(Supplied data):
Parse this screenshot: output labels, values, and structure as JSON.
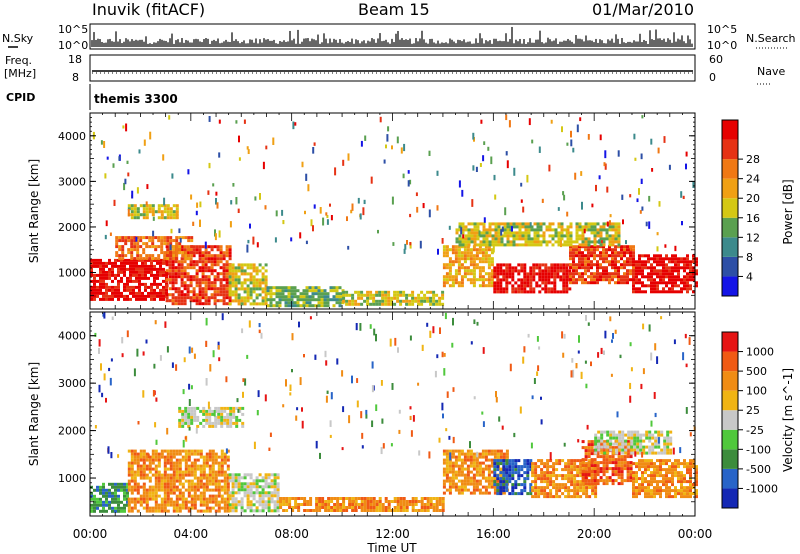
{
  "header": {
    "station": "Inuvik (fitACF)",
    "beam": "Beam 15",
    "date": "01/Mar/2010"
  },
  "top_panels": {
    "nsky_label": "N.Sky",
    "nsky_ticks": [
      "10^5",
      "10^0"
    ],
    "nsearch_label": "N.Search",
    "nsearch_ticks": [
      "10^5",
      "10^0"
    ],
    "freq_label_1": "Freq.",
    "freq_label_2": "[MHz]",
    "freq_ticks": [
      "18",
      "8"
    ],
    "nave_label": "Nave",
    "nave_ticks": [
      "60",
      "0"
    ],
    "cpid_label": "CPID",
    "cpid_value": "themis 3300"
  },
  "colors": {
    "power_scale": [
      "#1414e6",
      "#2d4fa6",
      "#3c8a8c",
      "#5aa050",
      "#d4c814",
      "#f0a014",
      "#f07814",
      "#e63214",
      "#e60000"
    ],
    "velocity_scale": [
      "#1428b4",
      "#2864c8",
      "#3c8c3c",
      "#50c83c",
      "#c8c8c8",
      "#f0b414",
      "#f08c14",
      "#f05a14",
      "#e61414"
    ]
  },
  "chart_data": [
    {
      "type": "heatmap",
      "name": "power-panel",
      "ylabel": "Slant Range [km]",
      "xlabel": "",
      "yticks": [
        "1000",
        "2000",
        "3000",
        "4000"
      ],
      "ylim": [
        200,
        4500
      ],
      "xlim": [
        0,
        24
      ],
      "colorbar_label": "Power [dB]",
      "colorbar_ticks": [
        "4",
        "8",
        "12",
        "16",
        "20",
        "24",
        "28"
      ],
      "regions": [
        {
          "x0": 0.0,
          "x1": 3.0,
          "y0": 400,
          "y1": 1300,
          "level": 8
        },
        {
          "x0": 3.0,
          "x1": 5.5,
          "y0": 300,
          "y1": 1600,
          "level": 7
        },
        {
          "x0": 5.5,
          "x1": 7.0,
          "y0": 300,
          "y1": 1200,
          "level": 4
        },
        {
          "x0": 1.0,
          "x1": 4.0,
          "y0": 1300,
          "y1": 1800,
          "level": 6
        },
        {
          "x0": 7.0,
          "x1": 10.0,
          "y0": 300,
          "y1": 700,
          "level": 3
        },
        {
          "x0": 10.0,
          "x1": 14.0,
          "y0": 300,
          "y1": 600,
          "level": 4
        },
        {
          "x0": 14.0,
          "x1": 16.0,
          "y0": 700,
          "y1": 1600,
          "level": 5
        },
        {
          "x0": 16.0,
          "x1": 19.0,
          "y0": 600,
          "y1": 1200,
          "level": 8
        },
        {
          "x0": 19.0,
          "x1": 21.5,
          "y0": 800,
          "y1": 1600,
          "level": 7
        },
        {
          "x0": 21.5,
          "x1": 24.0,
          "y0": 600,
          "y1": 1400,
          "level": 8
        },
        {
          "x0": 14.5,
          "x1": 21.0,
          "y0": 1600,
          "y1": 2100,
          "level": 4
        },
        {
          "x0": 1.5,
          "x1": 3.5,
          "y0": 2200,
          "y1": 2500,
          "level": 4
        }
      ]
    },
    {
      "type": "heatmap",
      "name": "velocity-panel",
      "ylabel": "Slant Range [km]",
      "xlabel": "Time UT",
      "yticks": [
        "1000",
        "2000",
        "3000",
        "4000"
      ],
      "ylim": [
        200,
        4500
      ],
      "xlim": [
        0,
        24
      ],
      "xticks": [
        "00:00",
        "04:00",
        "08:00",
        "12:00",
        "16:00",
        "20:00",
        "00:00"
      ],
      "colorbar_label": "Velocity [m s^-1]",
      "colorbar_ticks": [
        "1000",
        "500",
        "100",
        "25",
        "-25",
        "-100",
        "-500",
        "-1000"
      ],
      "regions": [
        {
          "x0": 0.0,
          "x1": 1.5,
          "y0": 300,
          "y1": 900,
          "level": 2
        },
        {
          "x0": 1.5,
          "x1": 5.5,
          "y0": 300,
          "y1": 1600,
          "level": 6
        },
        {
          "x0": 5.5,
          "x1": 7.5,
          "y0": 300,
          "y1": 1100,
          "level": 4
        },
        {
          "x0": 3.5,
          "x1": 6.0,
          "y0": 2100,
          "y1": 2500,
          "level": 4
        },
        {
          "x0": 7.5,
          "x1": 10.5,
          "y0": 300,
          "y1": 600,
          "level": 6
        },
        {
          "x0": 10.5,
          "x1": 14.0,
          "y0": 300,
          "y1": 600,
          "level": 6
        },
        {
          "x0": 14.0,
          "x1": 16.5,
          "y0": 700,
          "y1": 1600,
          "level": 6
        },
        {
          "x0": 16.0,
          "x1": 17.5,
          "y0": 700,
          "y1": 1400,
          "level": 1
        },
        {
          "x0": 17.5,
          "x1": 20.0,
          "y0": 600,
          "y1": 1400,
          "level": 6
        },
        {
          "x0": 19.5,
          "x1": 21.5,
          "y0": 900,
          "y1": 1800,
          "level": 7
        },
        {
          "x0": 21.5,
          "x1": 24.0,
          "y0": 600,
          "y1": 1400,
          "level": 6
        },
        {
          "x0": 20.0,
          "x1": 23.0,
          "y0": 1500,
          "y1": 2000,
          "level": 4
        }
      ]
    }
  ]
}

(What to work on): Each line above is to be copied verbatim. Drop any image from the copy.

(Output for this exercise):
Parse this screenshot: output labels, values, and structure as JSON.
{
  "header": {
    "station": "Inuvik (fitACF)",
    "beam": "Beam 15",
    "date": "01/Mar/2010"
  },
  "top_panels": {
    "nsky_label": "N.Sky",
    "nsky_ticks": [
      "10^5",
      "10^0"
    ],
    "nsearch_label": "N.Search",
    "nsearch_ticks": [
      "10^5",
      "10^0"
    ],
    "freq_label_1": "Freq.",
    "freq_label_2": "[MHz]",
    "freq_ticks": [
      "18",
      "8"
    ],
    "nave_label": "Nave",
    "nave_ticks": [
      "60",
      "0"
    ],
    "cpid_label": "CPID",
    "cpid_value": "themis 3300"
  },
  "colors": {
    "power_scale": [
      "#1414e6",
      "#2d4fa6",
      "#3c8a8c",
      "#5aa050",
      "#d4c814",
      "#f0a014",
      "#f07814",
      "#e63214",
      "#e60000"
    ],
    "velocity_scale": [
      "#1428b4",
      "#2864c8",
      "#3c8c3c",
      "#50c83c",
      "#c8c8c8",
      "#f0b414",
      "#f08c14",
      "#f05a14",
      "#e61414"
    ]
  },
  "chart_data": [
    {
      "type": "heatmap",
      "name": "power-panel",
      "ylabel": "Slant Range [km]",
      "xlabel": "",
      "yticks": [
        "1000",
        "2000",
        "3000",
        "4000"
      ],
      "ylim": [
        200,
        4500
      ],
      "xlim": [
        0,
        24
      ],
      "colorbar_label": "Power [dB]",
      "colorbar_ticks": [
        "4",
        "8",
        "12",
        "16",
        "20",
        "24",
        "28"
      ],
      "regions": [
        {
          "x0": 0.0,
          "x1": 3.0,
          "y0": 400,
          "y1": 1300,
          "level": 8
        },
        {
          "x0": 3.0,
          "x1": 5.5,
          "y0": 300,
          "y1": 1600,
          "level": 7
        },
        {
          "x0": 5.5,
          "x1": 7.0,
          "y0": 300,
          "y1": 1200,
          "level": 4
        },
        {
          "x0": 1.0,
          "x1": 4.0,
          "y0": 1300,
          "y1": 1800,
          "level": 6
        },
        {
          "x0": 7.0,
          "x1": 10.0,
          "y0": 300,
          "y1": 700,
          "level": 3
        },
        {
          "x0": 10.0,
          "x1": 14.0,
          "y0": 300,
          "y1": 600,
          "level": 4
        },
        {
          "x0": 14.0,
          "x1": 16.0,
          "y0": 700,
          "y1": 1600,
          "level": 5
        },
        {
          "x0": 16.0,
          "x1": 19.0,
          "y0": 600,
          "y1": 1200,
          "level": 8
        },
        {
          "x0": 19.0,
          "x1": 21.5,
          "y0": 800,
          "y1": 1600,
          "level": 7
        },
        {
          "x0": 21.5,
          "x1": 24.0,
          "y0": 600,
          "y1": 1400,
          "level": 8
        },
        {
          "x0": 14.5,
          "x1": 21.0,
          "y0": 1600,
          "y1": 2100,
          "level": 4
        },
        {
          "x0": 1.5,
          "x1": 3.5,
          "y0": 2200,
          "y1": 2500,
          "level": 4
        }
      ]
    },
    {
      "type": "heatmap",
      "name": "velocity-panel",
      "ylabel": "Slant Range [km]",
      "xlabel": "Time UT",
      "yticks": [
        "1000",
        "2000",
        "3000",
        "4000"
      ],
      "ylim": [
        200,
        4500
      ],
      "xlim": [
        0,
        24
      ],
      "xticks": [
        "00:00",
        "04:00",
        "08:00",
        "12:00",
        "16:00",
        "20:00",
        "00:00"
      ],
      "colorbar_label": "Velocity [m s^-1]",
      "colorbar_ticks": [
        "1000",
        "500",
        "100",
        "25",
        "-25",
        "-100",
        "-500",
        "-1000"
      ],
      "regions": [
        {
          "x0": 0.0,
          "x1": 1.5,
          "y0": 300,
          "y1": 900,
          "level": 2
        },
        {
          "x0": 1.5,
          "x1": 5.5,
          "y0": 300,
          "y1": 1600,
          "level": 6
        },
        {
          "x0": 5.5,
          "x1": 7.5,
          "y0": 300,
          "y1": 1100,
          "level": 4
        },
        {
          "x0": 3.5,
          "x1": 6.0,
          "y0": 2100,
          "y1": 2500,
          "level": 4
        },
        {
          "x0": 7.5,
          "x1": 10.5,
          "y0": 300,
          "y1": 600,
          "level": 6
        },
        {
          "x0": 10.5,
          "x1": 14.0,
          "y0": 300,
          "y1": 600,
          "level": 6
        },
        {
          "x0": 14.0,
          "x1": 16.5,
          "y0": 700,
          "y1": 1600,
          "level": 6
        },
        {
          "x0": 16.0,
          "x1": 17.5,
          "y0": 700,
          "y1": 1400,
          "level": 1
        },
        {
          "x0": 17.5,
          "x1": 20.0,
          "y0": 600,
          "y1": 1400,
          "level": 6
        },
        {
          "x0": 19.5,
          "x1": 21.5,
          "y0": 900,
          "y1": 1800,
          "level": 7
        },
        {
          "x0": 21.5,
          "x1": 24.0,
          "y0": 600,
          "y1": 1400,
          "level": 6
        },
        {
          "x0": 20.0,
          "x1": 23.0,
          "y0": 1500,
          "y1": 2000,
          "level": 4
        }
      ]
    }
  ]
}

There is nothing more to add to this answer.